## [What the task asks]
In your copy, reproduce the entries exactly as they are, minus the images.

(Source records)
═══

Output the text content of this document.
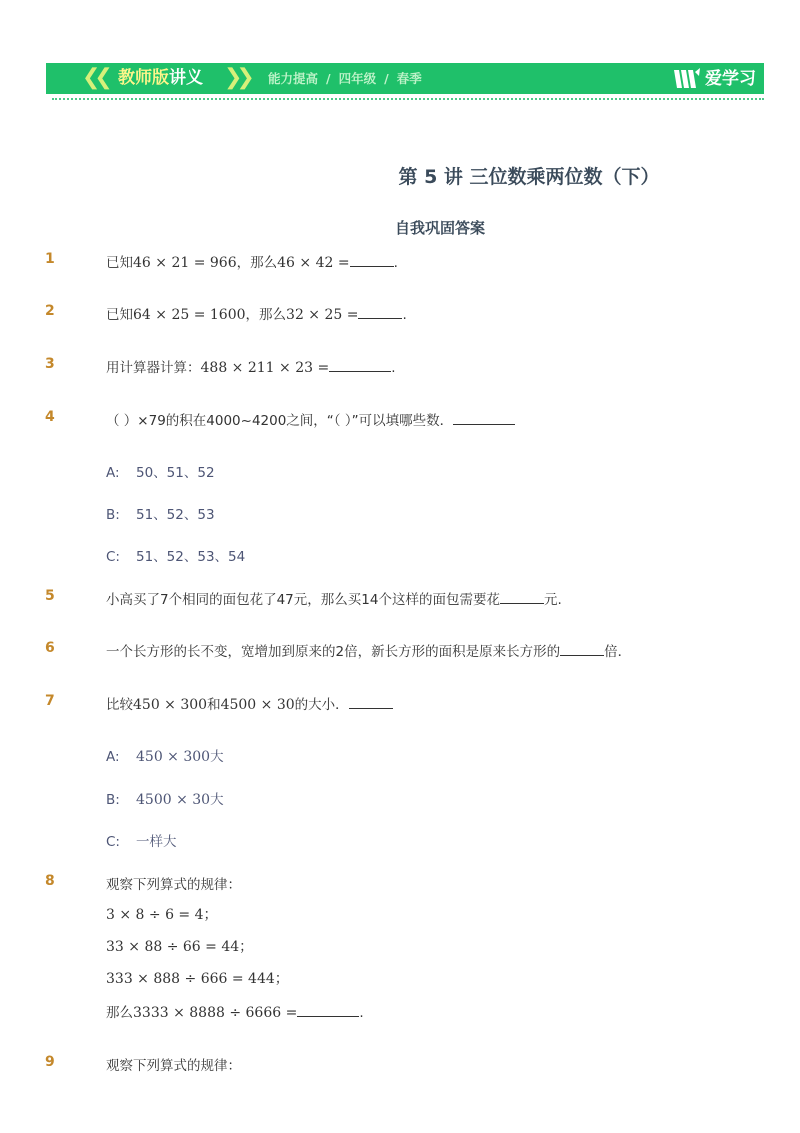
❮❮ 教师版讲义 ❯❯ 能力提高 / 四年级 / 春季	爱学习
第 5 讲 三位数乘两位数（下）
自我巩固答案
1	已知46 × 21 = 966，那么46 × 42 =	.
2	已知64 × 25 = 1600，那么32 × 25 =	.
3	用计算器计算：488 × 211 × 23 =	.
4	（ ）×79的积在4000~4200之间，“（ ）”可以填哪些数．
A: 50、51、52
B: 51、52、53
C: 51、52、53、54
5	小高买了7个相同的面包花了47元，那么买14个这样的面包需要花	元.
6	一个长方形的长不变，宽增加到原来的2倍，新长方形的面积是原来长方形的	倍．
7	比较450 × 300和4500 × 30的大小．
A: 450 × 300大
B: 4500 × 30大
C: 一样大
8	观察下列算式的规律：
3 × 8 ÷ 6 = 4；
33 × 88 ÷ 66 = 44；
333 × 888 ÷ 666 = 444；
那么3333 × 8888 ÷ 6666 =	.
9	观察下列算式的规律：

═══

## [Task answer]
Output the text content of this document.
❮❮ 教师版讲义 ❯❯ 能力提高 / 四年级 / 春季	爱学习
第 5 讲 三位数乘两位数（下）
自我巩固答案
1	已知46 × 21 = 966，那么46 × 42 =	.
2	已知64 × 25 = 1600，那么32 × 25 =	.
3	用计算器计算：488 × 211 × 23 =	.
4	（ ）×79的积在4000~4200之间，“（ ）”可以填哪些数．
A: 50、51、52
B: 51、52、53
C: 51、52、53、54
5	小高买了7个相同的面包花了47元，那么买14个这样的面包需要花	元.
6	一个长方形的长不变，宽增加到原来的2倍，新长方形的面积是原来长方形的	倍．
7	比较450 × 300和4500 × 30的大小．
A: 450 × 300大
B: 4500 × 30大
C: 一样大
8	观察下列算式的规律：
3 × 8 ÷ 6 = 4；
33 × 88 ÷ 66 = 44；
333 × 888 ÷ 666 = 444；
那么3333 × 8888 ÷ 6666 =	.
9	观察下列算式的规律：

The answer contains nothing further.